> [Exercise goal]
Scan the data for lines with "Date" and report the count by itself.
======== Material shown
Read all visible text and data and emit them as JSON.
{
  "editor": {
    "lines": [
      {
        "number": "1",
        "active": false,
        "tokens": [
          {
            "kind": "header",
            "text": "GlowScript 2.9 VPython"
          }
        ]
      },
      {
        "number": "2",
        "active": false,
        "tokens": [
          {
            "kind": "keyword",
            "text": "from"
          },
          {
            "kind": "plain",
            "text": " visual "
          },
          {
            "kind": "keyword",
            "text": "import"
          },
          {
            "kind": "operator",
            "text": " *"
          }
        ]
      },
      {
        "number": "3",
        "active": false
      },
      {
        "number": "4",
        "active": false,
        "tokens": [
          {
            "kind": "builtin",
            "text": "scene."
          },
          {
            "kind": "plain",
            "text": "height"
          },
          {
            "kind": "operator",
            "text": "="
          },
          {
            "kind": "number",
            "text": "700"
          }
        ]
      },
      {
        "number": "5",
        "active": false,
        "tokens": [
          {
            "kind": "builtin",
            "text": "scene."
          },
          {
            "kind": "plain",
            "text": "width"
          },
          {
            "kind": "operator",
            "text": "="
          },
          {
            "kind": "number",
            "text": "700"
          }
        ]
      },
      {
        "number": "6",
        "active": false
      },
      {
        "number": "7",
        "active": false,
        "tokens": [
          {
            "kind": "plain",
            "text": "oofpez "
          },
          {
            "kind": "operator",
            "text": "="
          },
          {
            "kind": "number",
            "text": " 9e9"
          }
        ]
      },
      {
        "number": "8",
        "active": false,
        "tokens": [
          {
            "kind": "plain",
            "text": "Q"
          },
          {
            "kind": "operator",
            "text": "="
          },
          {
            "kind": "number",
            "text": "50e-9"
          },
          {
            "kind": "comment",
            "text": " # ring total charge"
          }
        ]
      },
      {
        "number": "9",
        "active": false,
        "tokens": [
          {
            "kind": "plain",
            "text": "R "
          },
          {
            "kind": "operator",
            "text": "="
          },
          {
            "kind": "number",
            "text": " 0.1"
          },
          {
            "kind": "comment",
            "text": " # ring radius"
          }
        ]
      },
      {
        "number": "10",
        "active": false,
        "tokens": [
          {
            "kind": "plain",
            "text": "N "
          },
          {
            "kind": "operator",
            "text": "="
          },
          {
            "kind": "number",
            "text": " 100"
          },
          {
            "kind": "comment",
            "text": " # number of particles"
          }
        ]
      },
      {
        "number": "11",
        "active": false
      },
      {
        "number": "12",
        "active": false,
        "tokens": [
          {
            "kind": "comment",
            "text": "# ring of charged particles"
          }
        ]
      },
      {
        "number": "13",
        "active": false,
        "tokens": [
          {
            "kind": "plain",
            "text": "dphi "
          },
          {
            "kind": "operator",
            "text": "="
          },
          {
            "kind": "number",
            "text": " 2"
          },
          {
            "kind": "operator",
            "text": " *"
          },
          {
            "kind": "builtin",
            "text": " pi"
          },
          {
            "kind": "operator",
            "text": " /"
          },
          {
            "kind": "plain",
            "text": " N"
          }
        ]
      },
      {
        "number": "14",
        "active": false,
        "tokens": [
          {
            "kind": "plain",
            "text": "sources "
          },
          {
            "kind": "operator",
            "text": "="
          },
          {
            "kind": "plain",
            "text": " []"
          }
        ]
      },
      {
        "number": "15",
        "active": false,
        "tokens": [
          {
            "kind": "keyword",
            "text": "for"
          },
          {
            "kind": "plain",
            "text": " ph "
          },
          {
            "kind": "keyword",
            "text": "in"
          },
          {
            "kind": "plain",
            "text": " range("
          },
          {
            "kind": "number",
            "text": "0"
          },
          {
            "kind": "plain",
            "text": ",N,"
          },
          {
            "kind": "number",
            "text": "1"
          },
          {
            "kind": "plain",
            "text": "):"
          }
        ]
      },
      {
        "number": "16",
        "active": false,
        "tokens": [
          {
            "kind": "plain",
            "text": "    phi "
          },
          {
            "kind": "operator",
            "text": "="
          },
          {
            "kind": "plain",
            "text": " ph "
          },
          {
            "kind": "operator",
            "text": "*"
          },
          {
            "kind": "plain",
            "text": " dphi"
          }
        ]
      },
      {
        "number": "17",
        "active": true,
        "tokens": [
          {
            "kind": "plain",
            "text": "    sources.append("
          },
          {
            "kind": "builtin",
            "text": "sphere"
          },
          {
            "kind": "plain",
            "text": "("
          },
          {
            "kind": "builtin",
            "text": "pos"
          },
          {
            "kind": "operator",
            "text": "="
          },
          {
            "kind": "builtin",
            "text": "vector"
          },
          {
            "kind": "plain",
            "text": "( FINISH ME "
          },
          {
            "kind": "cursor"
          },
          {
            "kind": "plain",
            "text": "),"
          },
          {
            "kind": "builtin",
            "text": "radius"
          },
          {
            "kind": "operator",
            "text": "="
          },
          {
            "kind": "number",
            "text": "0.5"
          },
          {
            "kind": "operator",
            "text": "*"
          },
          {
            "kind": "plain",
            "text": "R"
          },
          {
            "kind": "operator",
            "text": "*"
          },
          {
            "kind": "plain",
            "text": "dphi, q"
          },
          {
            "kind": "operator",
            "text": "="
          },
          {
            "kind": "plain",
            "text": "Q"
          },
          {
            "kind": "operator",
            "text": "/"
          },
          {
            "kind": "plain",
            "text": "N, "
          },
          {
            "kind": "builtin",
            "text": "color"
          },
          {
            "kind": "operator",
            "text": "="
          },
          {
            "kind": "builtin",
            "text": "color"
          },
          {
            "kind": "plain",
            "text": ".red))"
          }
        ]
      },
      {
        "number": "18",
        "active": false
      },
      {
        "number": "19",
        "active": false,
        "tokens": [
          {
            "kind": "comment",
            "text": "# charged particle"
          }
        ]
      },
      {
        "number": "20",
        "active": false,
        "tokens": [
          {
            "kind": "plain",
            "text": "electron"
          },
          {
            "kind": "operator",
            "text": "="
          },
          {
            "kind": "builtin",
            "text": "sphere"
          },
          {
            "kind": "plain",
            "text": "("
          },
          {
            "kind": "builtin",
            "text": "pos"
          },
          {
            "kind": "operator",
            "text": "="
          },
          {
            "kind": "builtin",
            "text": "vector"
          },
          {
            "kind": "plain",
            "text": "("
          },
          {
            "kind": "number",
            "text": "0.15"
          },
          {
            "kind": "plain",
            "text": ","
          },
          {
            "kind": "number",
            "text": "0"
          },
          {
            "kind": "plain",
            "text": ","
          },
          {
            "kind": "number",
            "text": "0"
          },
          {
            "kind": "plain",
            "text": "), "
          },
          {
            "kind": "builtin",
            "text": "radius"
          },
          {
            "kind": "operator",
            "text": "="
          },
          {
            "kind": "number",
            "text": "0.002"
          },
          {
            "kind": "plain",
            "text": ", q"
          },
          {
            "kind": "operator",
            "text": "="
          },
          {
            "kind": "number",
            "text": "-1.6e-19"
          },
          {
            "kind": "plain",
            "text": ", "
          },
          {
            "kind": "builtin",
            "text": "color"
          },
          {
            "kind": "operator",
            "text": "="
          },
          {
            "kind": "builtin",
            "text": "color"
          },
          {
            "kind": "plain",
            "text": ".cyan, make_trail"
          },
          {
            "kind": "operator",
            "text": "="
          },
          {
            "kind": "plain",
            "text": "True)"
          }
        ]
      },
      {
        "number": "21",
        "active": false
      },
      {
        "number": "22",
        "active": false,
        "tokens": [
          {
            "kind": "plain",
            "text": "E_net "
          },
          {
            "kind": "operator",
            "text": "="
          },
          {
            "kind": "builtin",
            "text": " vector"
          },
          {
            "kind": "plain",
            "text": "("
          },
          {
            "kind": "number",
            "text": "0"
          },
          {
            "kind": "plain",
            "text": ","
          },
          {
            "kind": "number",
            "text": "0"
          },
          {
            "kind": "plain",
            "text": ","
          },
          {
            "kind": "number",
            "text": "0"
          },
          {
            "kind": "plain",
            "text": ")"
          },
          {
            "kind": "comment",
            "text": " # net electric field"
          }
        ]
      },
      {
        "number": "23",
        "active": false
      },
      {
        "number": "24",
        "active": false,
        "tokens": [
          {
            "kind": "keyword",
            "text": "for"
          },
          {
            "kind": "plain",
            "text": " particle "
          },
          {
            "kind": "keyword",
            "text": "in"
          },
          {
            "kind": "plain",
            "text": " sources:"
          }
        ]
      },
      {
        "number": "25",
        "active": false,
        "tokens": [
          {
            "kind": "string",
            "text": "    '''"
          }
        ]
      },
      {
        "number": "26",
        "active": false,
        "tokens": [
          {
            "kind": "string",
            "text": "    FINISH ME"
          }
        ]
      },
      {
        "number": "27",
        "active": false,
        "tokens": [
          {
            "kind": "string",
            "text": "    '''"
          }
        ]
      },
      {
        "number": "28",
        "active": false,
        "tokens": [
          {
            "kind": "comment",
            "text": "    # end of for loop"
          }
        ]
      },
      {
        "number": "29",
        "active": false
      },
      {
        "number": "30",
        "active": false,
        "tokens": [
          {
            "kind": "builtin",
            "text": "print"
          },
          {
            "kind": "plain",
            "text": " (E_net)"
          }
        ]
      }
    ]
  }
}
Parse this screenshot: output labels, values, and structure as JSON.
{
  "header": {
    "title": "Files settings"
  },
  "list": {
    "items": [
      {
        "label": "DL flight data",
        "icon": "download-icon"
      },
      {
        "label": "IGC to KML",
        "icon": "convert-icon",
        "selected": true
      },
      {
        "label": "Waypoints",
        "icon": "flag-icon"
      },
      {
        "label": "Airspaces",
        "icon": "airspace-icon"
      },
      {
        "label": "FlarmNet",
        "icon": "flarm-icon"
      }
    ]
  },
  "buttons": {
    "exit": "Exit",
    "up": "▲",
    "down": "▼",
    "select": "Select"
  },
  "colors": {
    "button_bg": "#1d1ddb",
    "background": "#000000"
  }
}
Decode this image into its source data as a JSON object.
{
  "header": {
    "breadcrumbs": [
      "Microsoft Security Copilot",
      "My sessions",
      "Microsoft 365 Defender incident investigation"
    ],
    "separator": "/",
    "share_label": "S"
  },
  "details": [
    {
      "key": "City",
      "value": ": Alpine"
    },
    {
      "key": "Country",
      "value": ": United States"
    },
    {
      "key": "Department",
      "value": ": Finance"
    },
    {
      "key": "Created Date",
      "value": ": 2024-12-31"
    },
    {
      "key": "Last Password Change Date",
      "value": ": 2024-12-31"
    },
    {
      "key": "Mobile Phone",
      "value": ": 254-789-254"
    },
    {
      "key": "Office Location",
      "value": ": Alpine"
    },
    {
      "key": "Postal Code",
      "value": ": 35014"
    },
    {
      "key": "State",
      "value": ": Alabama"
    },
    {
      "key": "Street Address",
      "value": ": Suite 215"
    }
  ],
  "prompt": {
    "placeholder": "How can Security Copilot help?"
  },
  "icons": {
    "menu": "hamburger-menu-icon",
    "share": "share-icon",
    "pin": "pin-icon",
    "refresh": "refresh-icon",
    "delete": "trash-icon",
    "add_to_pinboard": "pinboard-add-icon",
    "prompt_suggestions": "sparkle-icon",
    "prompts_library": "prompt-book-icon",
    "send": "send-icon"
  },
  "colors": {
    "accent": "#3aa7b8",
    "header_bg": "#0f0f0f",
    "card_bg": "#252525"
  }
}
================
> [Problem solution]
2